EXERCISE: Extract each line containing the string "name".

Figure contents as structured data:
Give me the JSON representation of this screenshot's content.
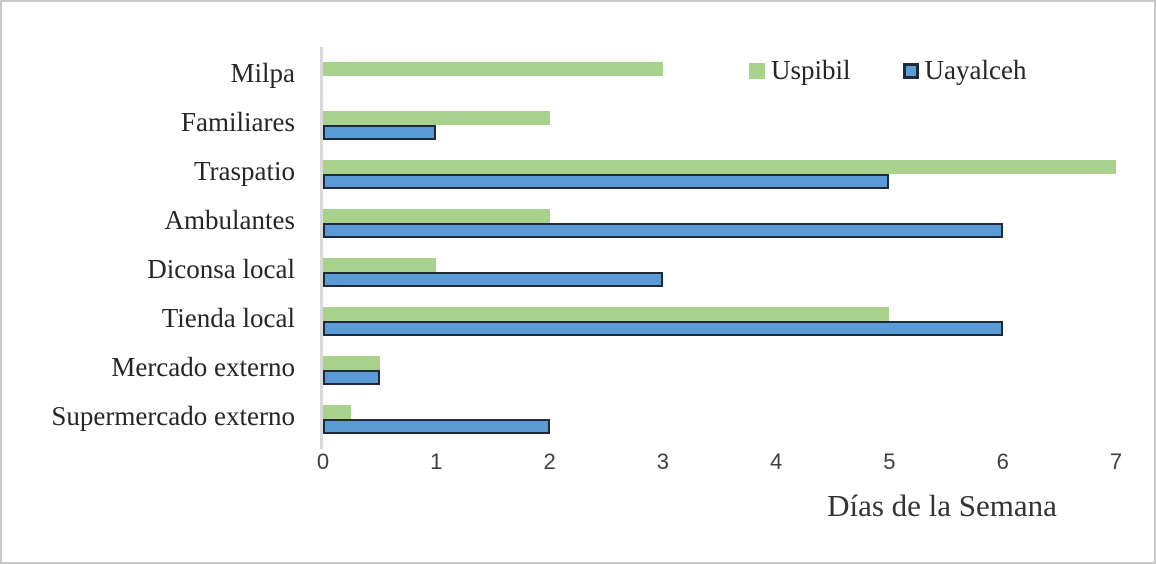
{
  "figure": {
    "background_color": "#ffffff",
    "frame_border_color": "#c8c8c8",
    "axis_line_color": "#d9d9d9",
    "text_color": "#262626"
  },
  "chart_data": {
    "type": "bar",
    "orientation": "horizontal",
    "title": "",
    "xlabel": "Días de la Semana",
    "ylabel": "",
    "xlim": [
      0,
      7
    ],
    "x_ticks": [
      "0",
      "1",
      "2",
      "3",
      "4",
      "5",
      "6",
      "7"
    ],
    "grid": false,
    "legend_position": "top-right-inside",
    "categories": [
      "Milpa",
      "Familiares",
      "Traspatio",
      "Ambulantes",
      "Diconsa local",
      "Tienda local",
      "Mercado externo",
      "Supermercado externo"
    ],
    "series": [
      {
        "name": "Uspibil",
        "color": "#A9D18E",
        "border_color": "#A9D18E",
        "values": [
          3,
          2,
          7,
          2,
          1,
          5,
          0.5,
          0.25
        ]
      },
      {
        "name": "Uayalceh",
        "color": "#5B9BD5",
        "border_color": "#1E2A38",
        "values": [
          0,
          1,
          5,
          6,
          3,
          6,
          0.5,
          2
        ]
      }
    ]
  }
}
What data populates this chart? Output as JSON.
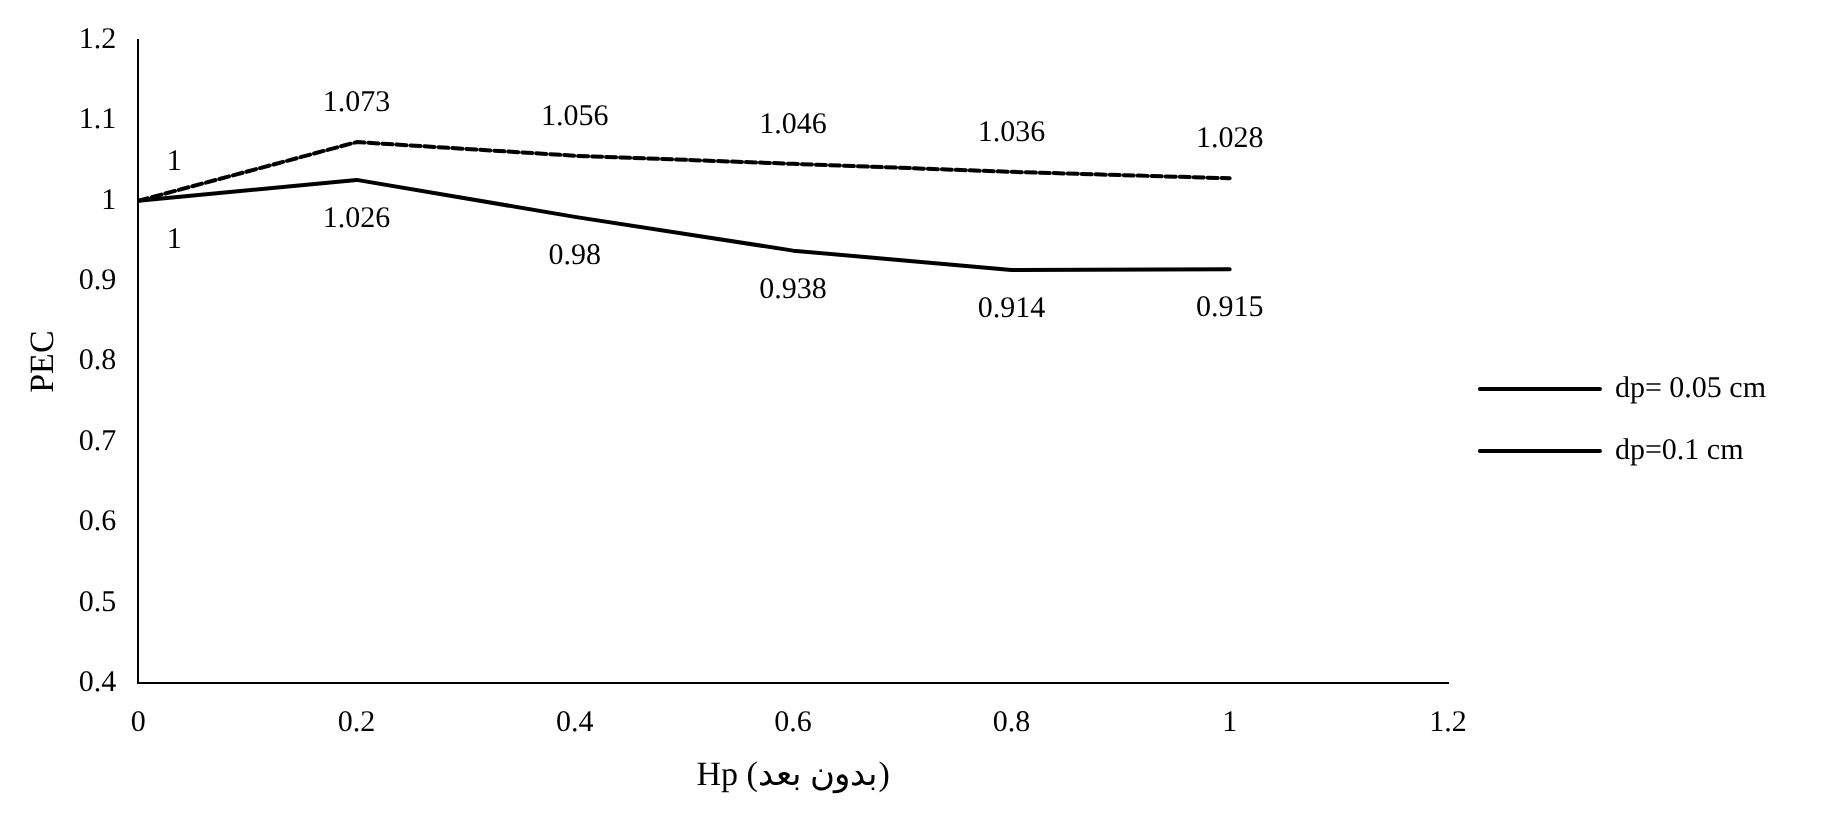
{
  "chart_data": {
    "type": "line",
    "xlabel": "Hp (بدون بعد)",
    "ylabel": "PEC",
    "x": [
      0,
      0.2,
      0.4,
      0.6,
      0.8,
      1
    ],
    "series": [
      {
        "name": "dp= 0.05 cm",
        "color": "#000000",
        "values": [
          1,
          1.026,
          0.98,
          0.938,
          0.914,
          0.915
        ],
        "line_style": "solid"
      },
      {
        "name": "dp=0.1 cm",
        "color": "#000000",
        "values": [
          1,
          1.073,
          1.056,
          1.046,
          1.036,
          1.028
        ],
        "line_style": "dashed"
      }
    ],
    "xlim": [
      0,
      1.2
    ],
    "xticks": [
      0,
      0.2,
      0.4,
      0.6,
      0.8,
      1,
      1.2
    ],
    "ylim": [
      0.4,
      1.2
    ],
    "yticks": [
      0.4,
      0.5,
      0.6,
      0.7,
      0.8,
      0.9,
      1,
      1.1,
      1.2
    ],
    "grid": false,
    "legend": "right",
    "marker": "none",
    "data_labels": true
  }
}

REPLY:
        "name": "Uspibil",
        "name": "Uayalceh",
        "name": "dp= 0.05 cm",
        "name": "dp=0.1 cm",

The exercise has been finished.